- [Task to carry out]: Check each line of the material. Copy those containing "Ankieta".

- [Records for the exercise]:
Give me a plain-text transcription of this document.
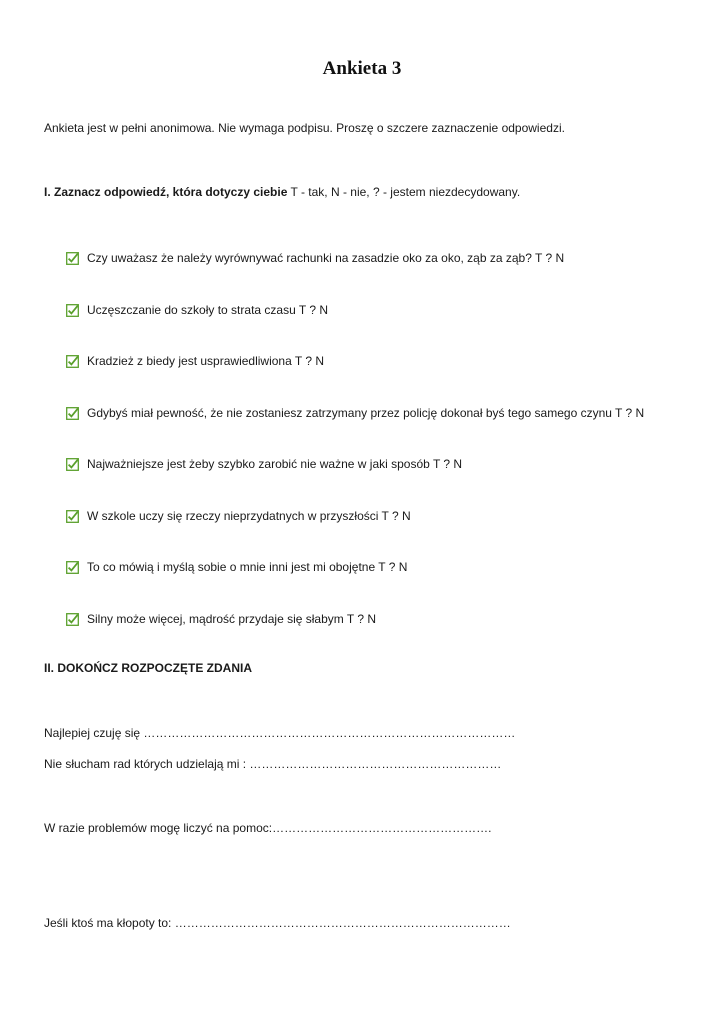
Ankieta 3
Ankieta jest w pełni anonimowa. Nie wymaga podpisu. Proszę o szczere zaznaczenie odpowiedzi.
I. Zaznacz odpowiedź, która dotyczy ciebie T - tak, N - nie, ? - jestem niezdecydowany.
Czy uważasz że należy wyrównywać rachunki na zasadzie oko za oko, ząb za ząb? T ? N
Uczęszczanie do szkoły to strata czasu T ? N
Kradzież z biedy jest usprawiedliwiona T ? N
Gdybyś miał pewność, że nie zostaniesz zatrzymany przez policję dokonał byś tego samego czynu T ? N
Najważniejsze jest żeby szybko zarobić nie ważne w jaki sposób T ? N
W szkole uczy się rzeczy nieprzydatnych w przyszłości T ? N
To co mówią i myślą sobie o mnie inni jest mi obojętne T ? N
Silny może więcej, mądrość przydaje się słabym T ? N
II. DOKOŃCZ ROZPOCZĘTE ZDANIA
Najlepiej czuję się …………………………………………………………………………………
Nie słucham rad których udzielają mi : ………………………………………………………
W razie problemów mogę liczyć na pomoc:……………………………………………….
Jeśli ktoś ma kłopoty to: …………………………………………………………………………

- [Correct result]:
Ankieta 3
Ankieta jest w pełni anonimowa. Nie wymaga podpisu. Proszę o szczere zaznaczenie odpowiedzi.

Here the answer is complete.